JOBS:
• A. Reproduce the passage about cousin Holly word for word, starting at "I remember when" and ending at "it easy babe'.".
• B. Answer these from the passage about cousin Holly:
(i) Which movie did the two of them see together when the writer was about five?
(ii) What was the name of Holly's horse?
(iii) What did Holly say to the writer in the parking lot?
• C. Resume the passage about cousin Holly, starting right after its final sentence.

PAGE EXTRACT:
* * *
I don't know why...well actually I do.
Thing is, I was thinking a lot about a cousin of mine the other day and how I loved her to death.
Holly, as much as I'm ashamed to admit, is a romanticized memory in my heart and mind now. No everyday occurences come to mind, just special events and trips together. Like when we went to see E.T. together when I was just about five years old. Or how I rode her horse Prince out at the farm and held on for dear life. Or when we built sand castles together and watched wrestling together in Florida on vacation. I remember we dug a hole that must have gone to China! It definitely went over my head, and she had to help me out of it. She built me a little chair in the sand, a ledge to sit on while we dug and dug and dug some more. They took a picture that trip, a picture that everyone has probably seen in my family. It was when we all went to the aquarium thingie in Fort Walton, and she had been splashed by the dolphins flipping and splashing. She had her back turned to you, and she was looking over her shoulder smiling. Hair dripping wet, cute smile, and braces.
I remember when we went to Tennessee and I fell in the creek with her little brother and we ended up in indian moccasins from Cherokee.
I sort of lost touch with her somehow. My cousin turned from an everyday play pal to a person I rarely saw who it seemed grew a foot between visits. One of the last times I saw her was in the parking lot at sunflower. She had turned into a full-blooded adult, and was gorgeous. She wasn't stuck up either. She actually stopped, left her friends, came over, squatted down and kissed me on the cheek which made it burn like fire from blushing. I must have been maybe 11 at the time. She winked at me, made a pistol sign at me, and said 'take it easy babe'.
* * *
ENTRIES:
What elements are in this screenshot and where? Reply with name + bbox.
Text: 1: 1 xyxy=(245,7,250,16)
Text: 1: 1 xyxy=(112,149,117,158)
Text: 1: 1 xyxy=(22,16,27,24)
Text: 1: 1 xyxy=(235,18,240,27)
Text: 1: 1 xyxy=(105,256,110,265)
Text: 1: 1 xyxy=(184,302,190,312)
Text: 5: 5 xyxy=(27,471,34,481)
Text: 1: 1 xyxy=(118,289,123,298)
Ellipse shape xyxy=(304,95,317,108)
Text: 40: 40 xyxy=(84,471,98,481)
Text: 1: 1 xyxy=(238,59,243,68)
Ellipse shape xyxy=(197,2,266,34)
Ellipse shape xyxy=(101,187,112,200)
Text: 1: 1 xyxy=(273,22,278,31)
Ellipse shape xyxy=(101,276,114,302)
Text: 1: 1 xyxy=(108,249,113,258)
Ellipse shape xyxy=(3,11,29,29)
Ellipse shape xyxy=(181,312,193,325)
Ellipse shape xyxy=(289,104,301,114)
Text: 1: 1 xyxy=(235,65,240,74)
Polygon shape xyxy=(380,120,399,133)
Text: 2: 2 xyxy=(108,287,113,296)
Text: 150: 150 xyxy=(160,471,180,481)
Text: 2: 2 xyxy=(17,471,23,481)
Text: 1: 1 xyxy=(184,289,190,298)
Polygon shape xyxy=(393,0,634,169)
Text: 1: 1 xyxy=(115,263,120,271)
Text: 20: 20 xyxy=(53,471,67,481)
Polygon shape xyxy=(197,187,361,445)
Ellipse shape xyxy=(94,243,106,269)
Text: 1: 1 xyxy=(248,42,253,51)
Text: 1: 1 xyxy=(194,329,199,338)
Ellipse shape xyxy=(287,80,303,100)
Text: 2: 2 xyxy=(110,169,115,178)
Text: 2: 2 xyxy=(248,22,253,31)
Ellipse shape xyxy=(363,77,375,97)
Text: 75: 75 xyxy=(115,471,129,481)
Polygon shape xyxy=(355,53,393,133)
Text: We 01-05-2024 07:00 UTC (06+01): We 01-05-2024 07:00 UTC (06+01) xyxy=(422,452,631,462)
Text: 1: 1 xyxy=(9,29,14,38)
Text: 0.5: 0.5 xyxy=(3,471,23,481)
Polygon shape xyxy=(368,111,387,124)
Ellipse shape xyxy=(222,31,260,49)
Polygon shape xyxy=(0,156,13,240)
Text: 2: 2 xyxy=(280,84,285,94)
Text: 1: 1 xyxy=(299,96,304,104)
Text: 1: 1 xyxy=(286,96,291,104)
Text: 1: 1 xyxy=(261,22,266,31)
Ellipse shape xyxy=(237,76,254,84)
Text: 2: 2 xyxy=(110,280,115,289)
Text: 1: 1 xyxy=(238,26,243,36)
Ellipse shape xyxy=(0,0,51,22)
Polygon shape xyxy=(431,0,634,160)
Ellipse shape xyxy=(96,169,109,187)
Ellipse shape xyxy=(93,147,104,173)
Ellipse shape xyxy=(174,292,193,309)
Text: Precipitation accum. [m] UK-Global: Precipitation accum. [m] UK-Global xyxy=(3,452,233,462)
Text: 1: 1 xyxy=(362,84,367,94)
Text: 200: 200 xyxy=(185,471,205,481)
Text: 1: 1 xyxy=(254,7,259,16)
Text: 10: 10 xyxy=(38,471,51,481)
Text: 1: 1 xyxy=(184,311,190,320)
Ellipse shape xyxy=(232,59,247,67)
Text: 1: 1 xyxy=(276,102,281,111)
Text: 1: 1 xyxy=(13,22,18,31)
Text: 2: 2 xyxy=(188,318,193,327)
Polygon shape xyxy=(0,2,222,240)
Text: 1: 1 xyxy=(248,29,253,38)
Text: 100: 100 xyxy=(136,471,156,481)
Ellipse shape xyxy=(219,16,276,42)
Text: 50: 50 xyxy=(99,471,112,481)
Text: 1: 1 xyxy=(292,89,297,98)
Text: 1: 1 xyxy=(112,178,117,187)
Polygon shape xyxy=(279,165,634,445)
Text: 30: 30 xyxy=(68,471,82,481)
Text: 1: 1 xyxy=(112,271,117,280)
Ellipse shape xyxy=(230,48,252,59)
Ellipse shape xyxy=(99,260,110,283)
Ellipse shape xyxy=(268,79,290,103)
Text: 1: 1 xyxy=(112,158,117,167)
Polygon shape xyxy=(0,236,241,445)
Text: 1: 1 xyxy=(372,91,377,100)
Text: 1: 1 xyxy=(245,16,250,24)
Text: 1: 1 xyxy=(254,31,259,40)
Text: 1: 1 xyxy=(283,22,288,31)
* * *
OUTPUTS BY TASK:
• A.
I remember when we went to Tennessee and I fell in the creek with her little brother and we ended up in indian moccasins from Cherokee.
I sort of lost touch with her somehow. My cousin turned from an everyday play pal to a person I rarely saw who it seemed grew a foot between visits. One of the last times I saw her was in the parking lot at sunflower. She had turned into a full-blooded adult, and was gorgeous. She wasn't stuck up either. She actually stopped, left her friends, came over, squatted down and kissed me on the cheek which made it burn like fire from blushing. I must have been maybe 11 at the time. She winked at me, made a pistol sign at me, and said 'take it easy babe'.

• B.
(i) E.T.
(ii) Prince
(iii) 'take it easy babe'

• C.
Then shortly after that, on the night of the 4th of July, the phone rang in the wee hours. It scared me to death, and shortly after the phone rang, I heard my dad come running out of his room sobbing and screaming, which until this very day has been the only time I've heard him cry in my entire life. It took 30 minutes to find out what happened. Holly was coming home from one of those typical parties in the eighties, where people snorted, X'ed, and drank themselves into a more pleasant state of mind. She and two other friends were coming home in a 2 seater sports car, with cuz sitting in the middle on the console b/c there wasn't anywhere else to sit. The t-tops were out. And they took a curve at over 100mph coming into town, flippin that car and snuffing her young, sweet life out of existence in the blink of an eye.
Holly was buried that same day, before midday. Her funeral was attended by hundreds of the finest kids, weirdos, friends and family that the dying 80's could provide. Martika's "Like Toy Soldiers" was the hit du jour. I had cousins my age there and two cousins who were still not even in kindergarten at the time.
The pre-schoolers are out of high school now, the my-age'ers are pushing 30 and Holly is eternally 19 somehow.
Holly is still missed, and as much as I try, I can't keep her memories from slowly fading as the days, months, and years pass. I loved her so and hope that the new generation of kids in this messed up family learn from her tragic death.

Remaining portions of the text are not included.